* **Records provided**
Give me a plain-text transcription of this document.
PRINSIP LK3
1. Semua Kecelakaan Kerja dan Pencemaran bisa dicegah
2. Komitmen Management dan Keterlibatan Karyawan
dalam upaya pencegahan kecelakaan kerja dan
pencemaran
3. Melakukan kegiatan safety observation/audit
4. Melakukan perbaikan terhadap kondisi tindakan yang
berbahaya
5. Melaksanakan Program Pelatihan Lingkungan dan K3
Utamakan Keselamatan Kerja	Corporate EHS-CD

* **Exercise directions**
All of the data shown above must be copied exactly.

* **Complete answer**
Give me a plain-text transcription of this document.
PRINSIP LK3
1. Semua Kecelakaan Kerja dan Pencemaran bisa dicegah
2. Komitmen Management dan Keterlibatan Karyawan
dalam upaya pencegahan kecelakaan kerja dan
pencemaran
3. Melakukan kegiatan safety observation/audit
4. Melakukan perbaikan terhadap kondisi tindakan yang
berbahaya
5. Melaksanakan Program Pelatihan Lingkungan dan K3
Utamakan Keselamatan Kerja	Corporate EHS-CD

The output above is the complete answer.